Copy every entry word for word, but skip the pictures.

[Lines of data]
■ ■ ■
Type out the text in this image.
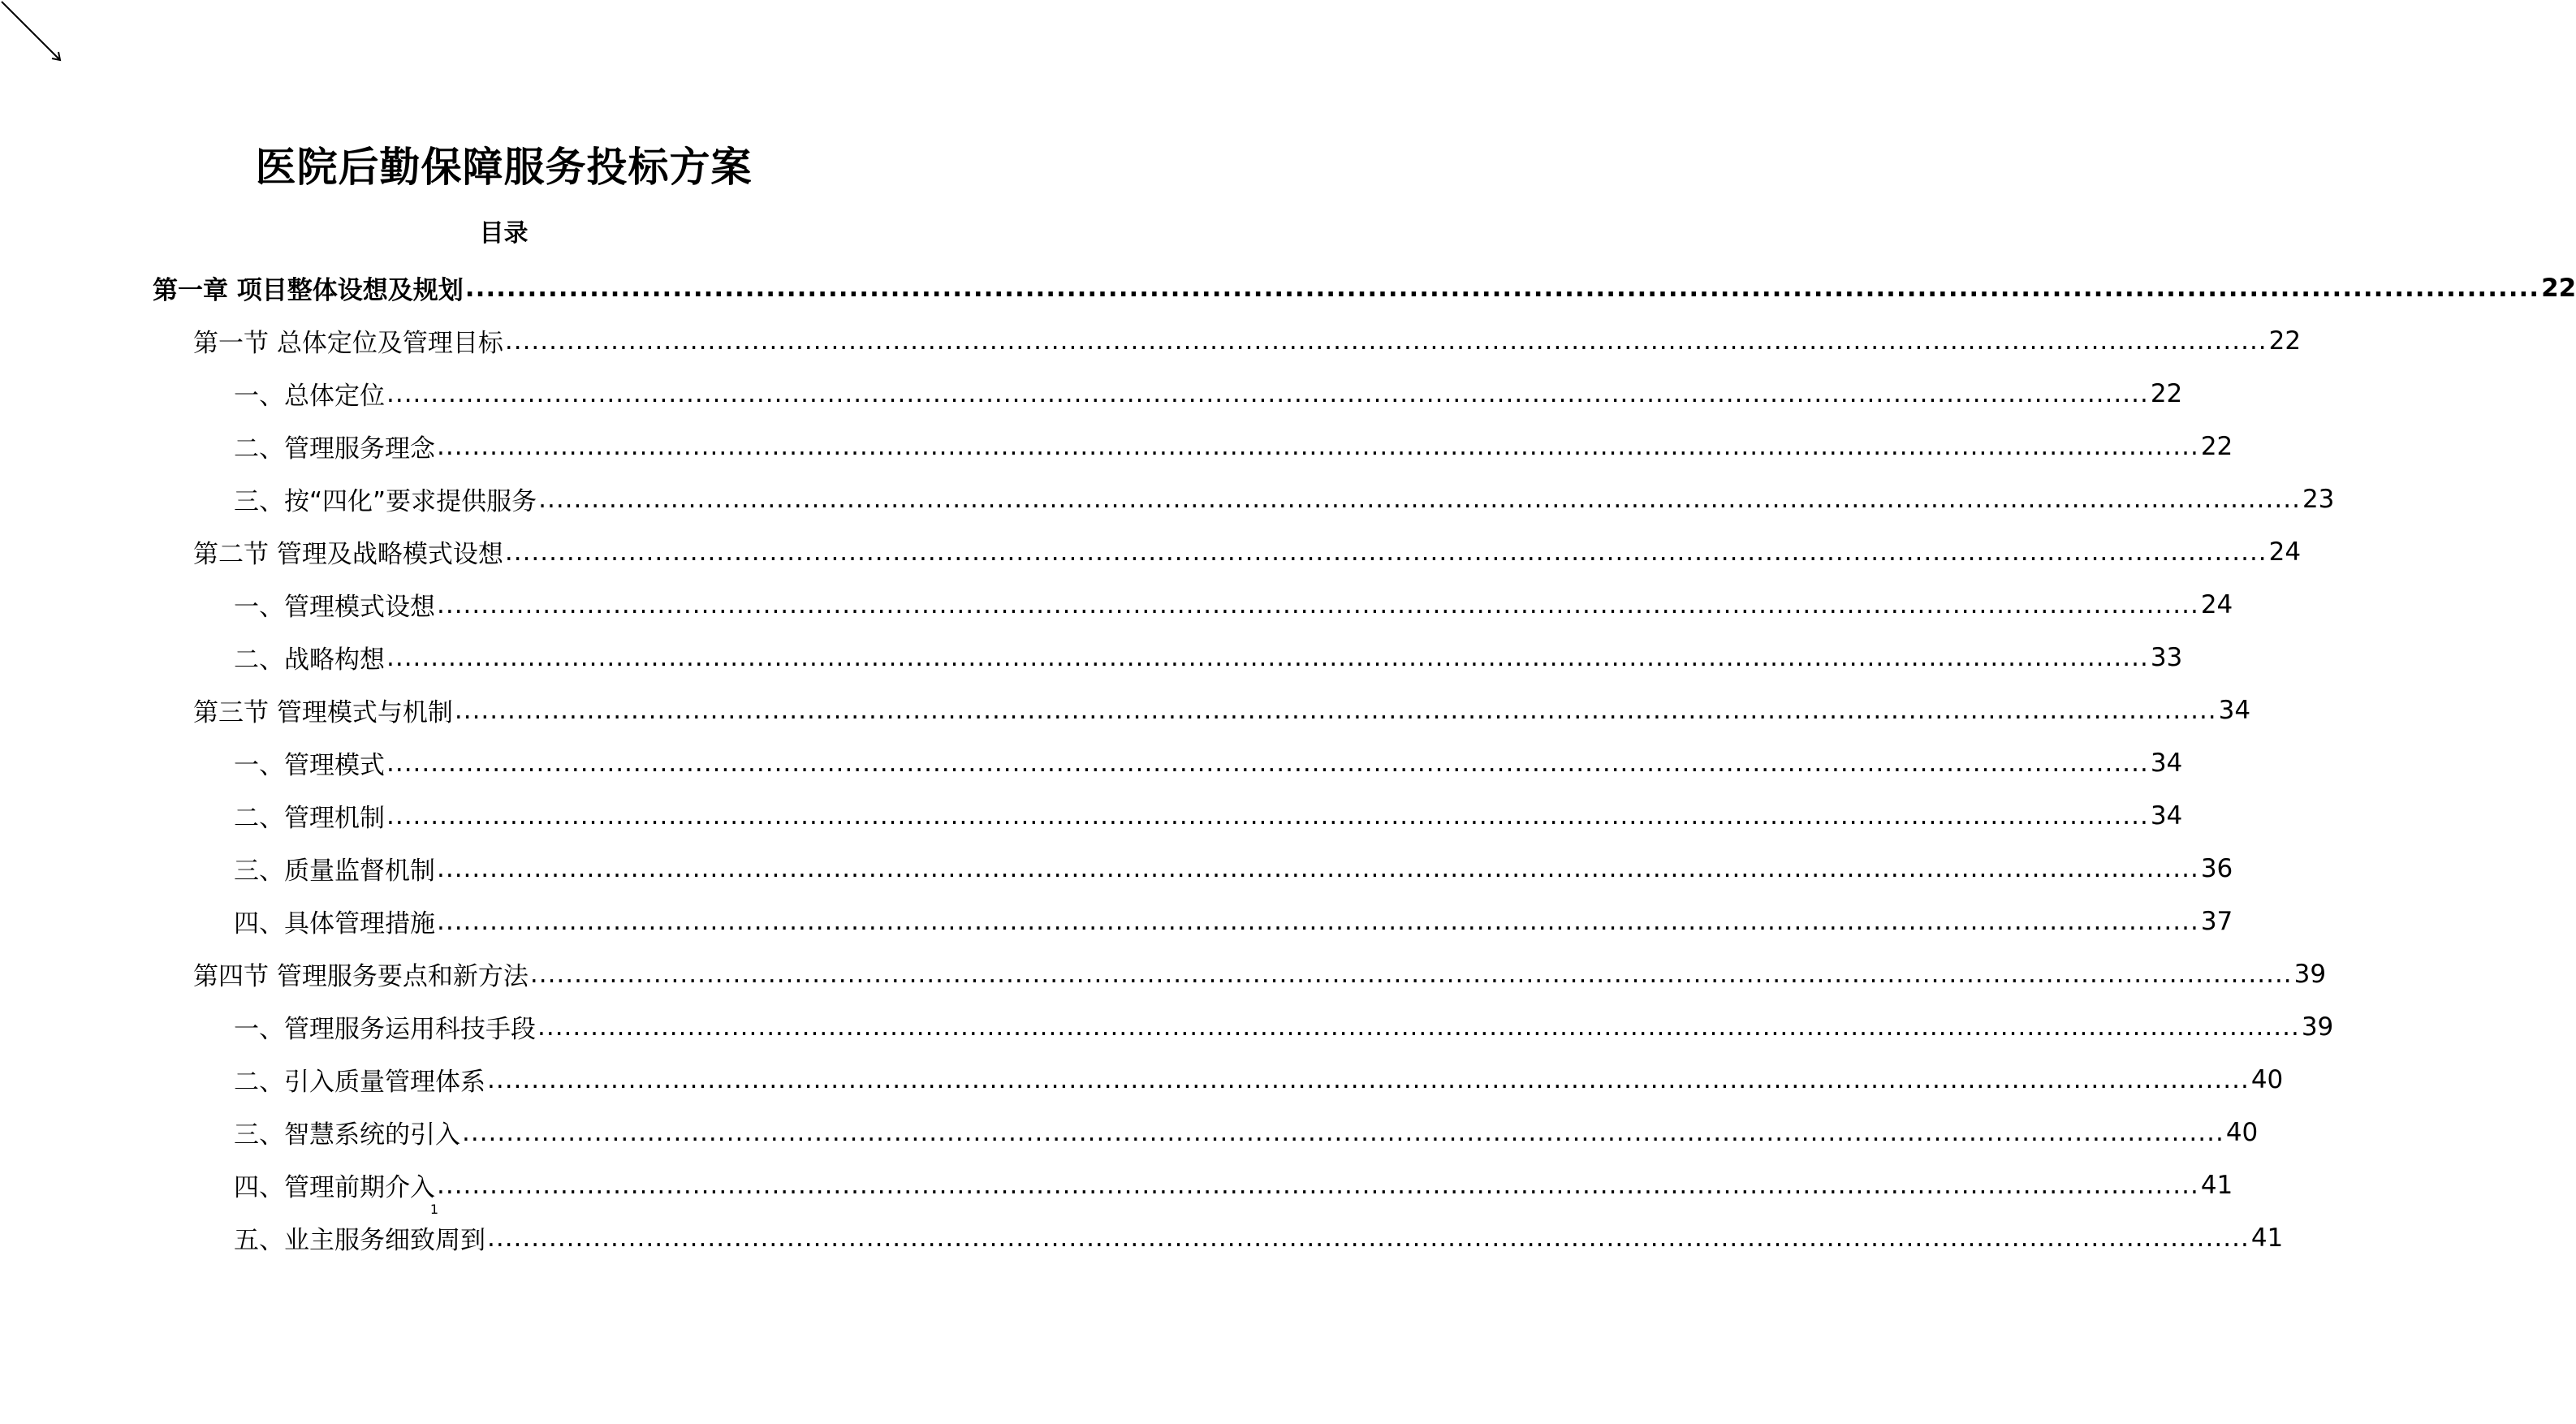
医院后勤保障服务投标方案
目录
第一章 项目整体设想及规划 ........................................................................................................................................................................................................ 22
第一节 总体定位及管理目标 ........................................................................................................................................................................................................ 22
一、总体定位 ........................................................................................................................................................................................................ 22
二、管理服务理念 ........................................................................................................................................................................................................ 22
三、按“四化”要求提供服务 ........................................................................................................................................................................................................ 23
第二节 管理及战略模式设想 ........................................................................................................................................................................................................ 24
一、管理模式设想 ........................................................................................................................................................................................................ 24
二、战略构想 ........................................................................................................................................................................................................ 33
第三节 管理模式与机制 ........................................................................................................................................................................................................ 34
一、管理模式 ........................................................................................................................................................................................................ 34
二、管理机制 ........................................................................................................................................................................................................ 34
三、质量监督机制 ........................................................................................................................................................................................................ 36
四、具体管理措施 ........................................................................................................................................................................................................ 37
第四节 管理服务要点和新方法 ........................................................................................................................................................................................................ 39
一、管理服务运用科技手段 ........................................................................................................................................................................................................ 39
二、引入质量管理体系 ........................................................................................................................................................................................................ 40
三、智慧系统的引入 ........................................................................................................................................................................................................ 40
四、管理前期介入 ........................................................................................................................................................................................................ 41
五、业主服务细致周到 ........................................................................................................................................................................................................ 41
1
■ ■ ■
» **SOLUTION**
Type out the text in this image.
医院后勤保障服务投标方案
目录
第一章 项目整体设想及规划 ........................................................................................................................................................................................................ 22
第一节 总体定位及管理目标 ........................................................................................................................................................................................................ 22
一、总体定位 ........................................................................................................................................................................................................ 22
二、管理服务理念 ........................................................................................................................................................................................................ 22
三、按“四化”要求提供服务 ........................................................................................................................................................................................................ 23
第二节 管理及战略模式设想 ........................................................................................................................................................................................................ 24
一、管理模式设想 ........................................................................................................................................................................................................ 24
二、战略构想 ........................................................................................................................................................................................................ 33
第三节 管理模式与机制 ........................................................................................................................................................................................................ 34
一、管理模式 ........................................................................................................................................................................................................ 34
二、管理机制 ........................................................................................................................................................................................................ 34
三、质量监督机制 ........................................................................................................................................................................................................ 36
四、具体管理措施 ........................................................................................................................................................................................................ 37
第四节 管理服务要点和新方法 ........................................................................................................................................................................................................ 39
一、管理服务运用科技手段 ........................................................................................................................................................................................................ 39
二、引入质量管理体系 ........................................................................................................................................................................................................ 40
三、智慧系统的引入 ........................................................................................................................................................................................................ 40
四、管理前期介入 ........................................................................................................................................................................................................ 41
五、业主服务细致周到 ........................................................................................................................................................................................................ 41
1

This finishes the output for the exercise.